**TASK TO COMPLETE**: Copy out each line that includes the word "image".

== SUPPLIED DATA

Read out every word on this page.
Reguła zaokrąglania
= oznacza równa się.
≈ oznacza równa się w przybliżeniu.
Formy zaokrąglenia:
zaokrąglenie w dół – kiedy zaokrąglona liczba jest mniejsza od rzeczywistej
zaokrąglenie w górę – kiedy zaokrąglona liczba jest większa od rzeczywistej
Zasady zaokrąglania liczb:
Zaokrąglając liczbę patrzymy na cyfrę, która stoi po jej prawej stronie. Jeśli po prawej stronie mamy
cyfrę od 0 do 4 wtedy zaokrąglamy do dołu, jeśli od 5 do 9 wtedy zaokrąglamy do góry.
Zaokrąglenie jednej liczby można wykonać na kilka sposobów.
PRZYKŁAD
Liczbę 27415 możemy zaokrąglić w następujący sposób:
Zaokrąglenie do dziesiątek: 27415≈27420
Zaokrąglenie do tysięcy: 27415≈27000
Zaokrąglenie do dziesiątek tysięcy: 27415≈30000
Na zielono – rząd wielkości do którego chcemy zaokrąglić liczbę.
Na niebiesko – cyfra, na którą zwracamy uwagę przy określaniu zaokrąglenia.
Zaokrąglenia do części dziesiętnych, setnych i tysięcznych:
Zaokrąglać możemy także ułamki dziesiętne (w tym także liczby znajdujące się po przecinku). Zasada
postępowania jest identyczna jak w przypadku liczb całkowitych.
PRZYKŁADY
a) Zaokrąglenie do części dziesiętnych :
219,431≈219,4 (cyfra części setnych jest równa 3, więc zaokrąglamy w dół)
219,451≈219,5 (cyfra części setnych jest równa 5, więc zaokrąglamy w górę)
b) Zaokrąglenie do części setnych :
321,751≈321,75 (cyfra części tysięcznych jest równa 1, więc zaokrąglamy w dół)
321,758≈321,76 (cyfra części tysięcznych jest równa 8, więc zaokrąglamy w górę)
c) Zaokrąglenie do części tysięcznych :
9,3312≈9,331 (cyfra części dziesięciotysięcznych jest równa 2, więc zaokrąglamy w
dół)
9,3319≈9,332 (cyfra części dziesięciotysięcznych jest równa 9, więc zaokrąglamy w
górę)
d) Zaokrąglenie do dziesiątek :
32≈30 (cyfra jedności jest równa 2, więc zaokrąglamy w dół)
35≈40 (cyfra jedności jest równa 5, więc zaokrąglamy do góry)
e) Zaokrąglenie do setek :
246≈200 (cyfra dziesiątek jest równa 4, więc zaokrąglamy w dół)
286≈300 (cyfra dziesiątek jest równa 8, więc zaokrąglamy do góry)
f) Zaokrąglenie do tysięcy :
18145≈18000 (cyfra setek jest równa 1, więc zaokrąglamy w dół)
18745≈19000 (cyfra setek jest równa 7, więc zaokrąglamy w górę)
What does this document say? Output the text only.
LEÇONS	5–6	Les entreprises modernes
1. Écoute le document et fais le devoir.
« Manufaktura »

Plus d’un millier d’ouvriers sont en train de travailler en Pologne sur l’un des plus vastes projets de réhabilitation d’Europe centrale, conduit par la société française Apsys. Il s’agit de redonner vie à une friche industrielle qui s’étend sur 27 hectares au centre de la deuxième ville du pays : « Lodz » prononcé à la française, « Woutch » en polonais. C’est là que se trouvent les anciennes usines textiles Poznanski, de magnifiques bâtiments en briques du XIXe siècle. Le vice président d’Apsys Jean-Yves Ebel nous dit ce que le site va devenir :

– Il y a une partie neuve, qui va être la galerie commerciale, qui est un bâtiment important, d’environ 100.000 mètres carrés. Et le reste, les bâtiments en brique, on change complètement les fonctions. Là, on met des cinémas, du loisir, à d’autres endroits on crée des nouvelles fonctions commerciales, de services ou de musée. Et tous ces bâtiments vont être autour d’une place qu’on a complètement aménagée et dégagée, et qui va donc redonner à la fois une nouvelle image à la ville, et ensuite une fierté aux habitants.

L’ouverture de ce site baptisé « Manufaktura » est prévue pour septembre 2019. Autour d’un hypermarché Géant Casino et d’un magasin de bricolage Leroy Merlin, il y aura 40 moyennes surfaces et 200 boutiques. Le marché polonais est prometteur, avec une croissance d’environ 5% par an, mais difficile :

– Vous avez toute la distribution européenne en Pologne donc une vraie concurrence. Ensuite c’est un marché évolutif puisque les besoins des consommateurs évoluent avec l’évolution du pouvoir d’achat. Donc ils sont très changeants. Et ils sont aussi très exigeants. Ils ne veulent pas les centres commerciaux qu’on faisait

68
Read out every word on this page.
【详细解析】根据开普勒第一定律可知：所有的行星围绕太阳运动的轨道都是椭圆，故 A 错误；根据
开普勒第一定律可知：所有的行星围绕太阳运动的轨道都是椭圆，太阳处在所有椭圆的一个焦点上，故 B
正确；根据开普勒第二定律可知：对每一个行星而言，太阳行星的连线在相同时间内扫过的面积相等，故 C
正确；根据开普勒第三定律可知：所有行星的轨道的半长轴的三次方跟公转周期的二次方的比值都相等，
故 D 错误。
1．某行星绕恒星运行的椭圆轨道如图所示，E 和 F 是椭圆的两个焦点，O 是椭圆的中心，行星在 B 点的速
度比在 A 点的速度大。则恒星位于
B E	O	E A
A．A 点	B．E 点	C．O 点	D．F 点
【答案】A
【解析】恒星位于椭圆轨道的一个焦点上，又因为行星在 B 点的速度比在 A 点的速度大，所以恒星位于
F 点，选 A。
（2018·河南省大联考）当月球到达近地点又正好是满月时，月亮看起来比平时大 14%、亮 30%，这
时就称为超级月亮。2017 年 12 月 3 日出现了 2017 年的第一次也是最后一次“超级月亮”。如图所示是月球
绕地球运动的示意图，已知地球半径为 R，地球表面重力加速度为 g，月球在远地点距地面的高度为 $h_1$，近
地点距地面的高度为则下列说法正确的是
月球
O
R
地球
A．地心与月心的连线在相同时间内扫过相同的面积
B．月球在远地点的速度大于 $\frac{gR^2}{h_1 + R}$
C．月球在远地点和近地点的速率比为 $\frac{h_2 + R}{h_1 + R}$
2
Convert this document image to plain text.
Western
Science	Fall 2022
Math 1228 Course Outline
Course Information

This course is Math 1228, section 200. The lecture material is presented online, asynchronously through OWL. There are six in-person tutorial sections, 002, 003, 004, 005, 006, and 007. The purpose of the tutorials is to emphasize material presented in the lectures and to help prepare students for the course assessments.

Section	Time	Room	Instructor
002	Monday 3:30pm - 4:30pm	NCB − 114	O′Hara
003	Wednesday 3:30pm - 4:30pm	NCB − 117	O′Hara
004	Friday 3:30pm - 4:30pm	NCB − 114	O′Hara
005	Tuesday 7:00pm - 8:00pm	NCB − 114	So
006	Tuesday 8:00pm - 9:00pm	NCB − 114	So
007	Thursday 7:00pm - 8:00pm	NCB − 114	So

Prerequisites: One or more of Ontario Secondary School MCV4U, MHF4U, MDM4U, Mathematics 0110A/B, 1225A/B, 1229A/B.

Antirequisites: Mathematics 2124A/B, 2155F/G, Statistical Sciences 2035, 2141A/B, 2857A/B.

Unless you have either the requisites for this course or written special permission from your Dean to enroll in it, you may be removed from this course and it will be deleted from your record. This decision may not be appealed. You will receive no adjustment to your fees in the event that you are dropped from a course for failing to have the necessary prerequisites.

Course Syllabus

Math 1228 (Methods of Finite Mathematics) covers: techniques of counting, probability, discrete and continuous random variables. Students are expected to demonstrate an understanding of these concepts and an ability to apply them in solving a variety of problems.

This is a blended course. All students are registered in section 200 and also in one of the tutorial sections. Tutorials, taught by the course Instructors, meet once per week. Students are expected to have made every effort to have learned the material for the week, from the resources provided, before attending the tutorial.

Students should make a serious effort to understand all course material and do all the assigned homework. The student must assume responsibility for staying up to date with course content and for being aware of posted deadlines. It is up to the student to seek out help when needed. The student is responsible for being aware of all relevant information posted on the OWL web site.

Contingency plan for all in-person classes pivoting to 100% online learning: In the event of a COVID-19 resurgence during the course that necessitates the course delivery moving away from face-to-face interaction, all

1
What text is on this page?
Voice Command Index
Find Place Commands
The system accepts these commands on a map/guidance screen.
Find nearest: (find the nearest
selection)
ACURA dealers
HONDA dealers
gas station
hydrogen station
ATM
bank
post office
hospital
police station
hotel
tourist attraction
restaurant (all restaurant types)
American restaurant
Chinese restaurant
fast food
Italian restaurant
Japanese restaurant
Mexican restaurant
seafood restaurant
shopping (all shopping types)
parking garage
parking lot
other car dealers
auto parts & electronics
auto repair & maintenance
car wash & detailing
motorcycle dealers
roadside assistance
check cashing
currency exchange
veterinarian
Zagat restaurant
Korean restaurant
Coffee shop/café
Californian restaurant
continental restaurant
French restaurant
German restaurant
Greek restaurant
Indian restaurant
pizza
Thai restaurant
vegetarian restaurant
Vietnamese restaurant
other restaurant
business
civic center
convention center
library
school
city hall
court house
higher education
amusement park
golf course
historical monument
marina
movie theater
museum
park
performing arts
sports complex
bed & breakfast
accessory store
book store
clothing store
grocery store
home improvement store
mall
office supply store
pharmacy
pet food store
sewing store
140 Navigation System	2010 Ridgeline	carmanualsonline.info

====

**WRITTEN ANSWER**:
– Il y a une partie neuve, qui va être la galerie commerciale, qui est un bâtiment important, d’environ 100.000 mètres carrés. Et le reste, les bâtiments en brique, on change complètement les fonctions. Là, on met des cinémas, du loisir, à d’autres endroits on crée des nouvelles fonctions commerciales, de services ou de musée. Et tous ces bâtiments vont être autour d’une place qu’on a complètement aménagée et dégagée, et qui va donc redonner à la fois une nouvelle image à la ville, et ensuite une fierté aux habitants.
Convert this document image to plain text.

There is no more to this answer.